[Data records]

**********

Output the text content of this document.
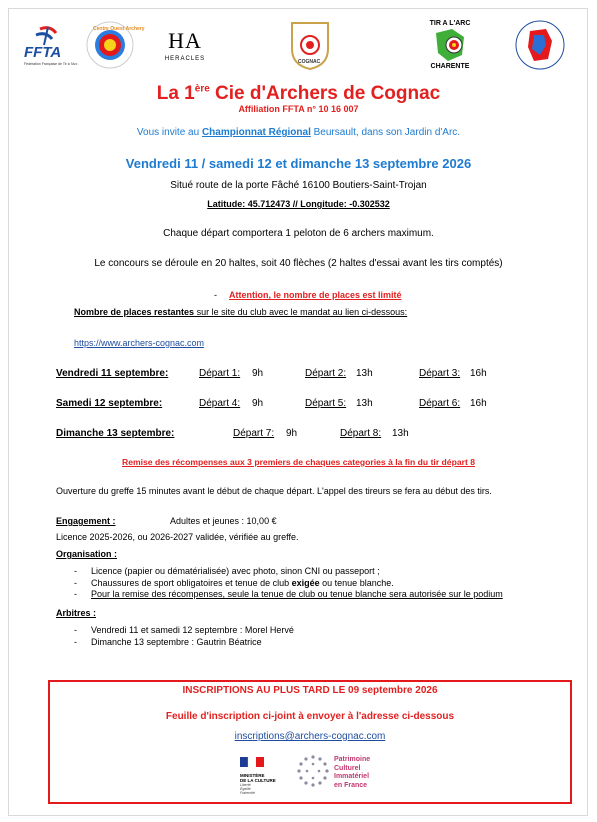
FFTA
Fédération Française de Tir à l'Arc
Centre Ouest Archery HA
HERACLES	COGNAC
TIR A L'ARC
CHARENTE
La 1ère Cie d'Archers de Cognac
Affiliation FFTA n° 10 16 007
Vous invite au Championnat Régional Beursault, dans son Jardin d'Arc.
Vendredi 11 / samedi 12 et dimanche 13 septembre 2026
Situé route de la porte Fâché 16100 Boutiers-Saint-Trojan
Latitude: 45.712473 // Longitude: -0.302532
Chaque départ comportera 1 peloton de 6 archers maximum.
Le concours se déroule en 20 haltes, soit 40 flèches (2 haltes d'essai avant les tirs comptés)
- Attention, le nombre de places est limité
Nombre de places restantes sur le site du club avec le mandat au lien ci-dessous:
https://www.archers-cognac.com
Vendredi 11 septembre:	Départ 1: 9h	Départ 2: 13h	Départ 3: 16h
Samedi 12 septembre:	Départ 4: 9h	Départ 5: 13h	Départ 6: 16h
Dimanche 13 septembre:	Départ 7: 9h	Départ 8: 13h
Remise des récompenses aux 3 premiers de chaques categories à la fin du tir départ 8
Ouverture du greffe 15 minutes avant le début de chaque départ. L'appel des tireurs se fera au début des tirs.
Engagement :	Adultes et jeunes : 10,00 €
Licence 2025-2026, ou 2026-2027 validée, vérifiée au greffe.
Organisation :
- Licence (papier ou dématérialisée) avec photo, sinon CNI ou passeport ;
- Chaussures de sport obligatoires et tenue de club exigée ou tenue blanche.
- Pour la remise des récompenses, seule la tenue de club ou tenue blanche sera autorisée sur le podium
Arbitres :
- Vendredi 11 et samedi 12 septembre : Morel Hervé
- Dimanche 13 septembre : Gautrin Béatrice
INSCRIPTIONS AU PLUS TARD LE 09 septembre 2026
Feuille d'inscription ci-joint à envoyer à l'adresse ci-dessous
inscriptions@archers-cognac.com
MINISTÈRE
DE LA CULTURE
Liberté
Égalité
Fraternité
Patrimoine
Culturel
Immatériel
en France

**********

### What the task asks
Report only how many lines in the entries contain "tirs".

### Written response
2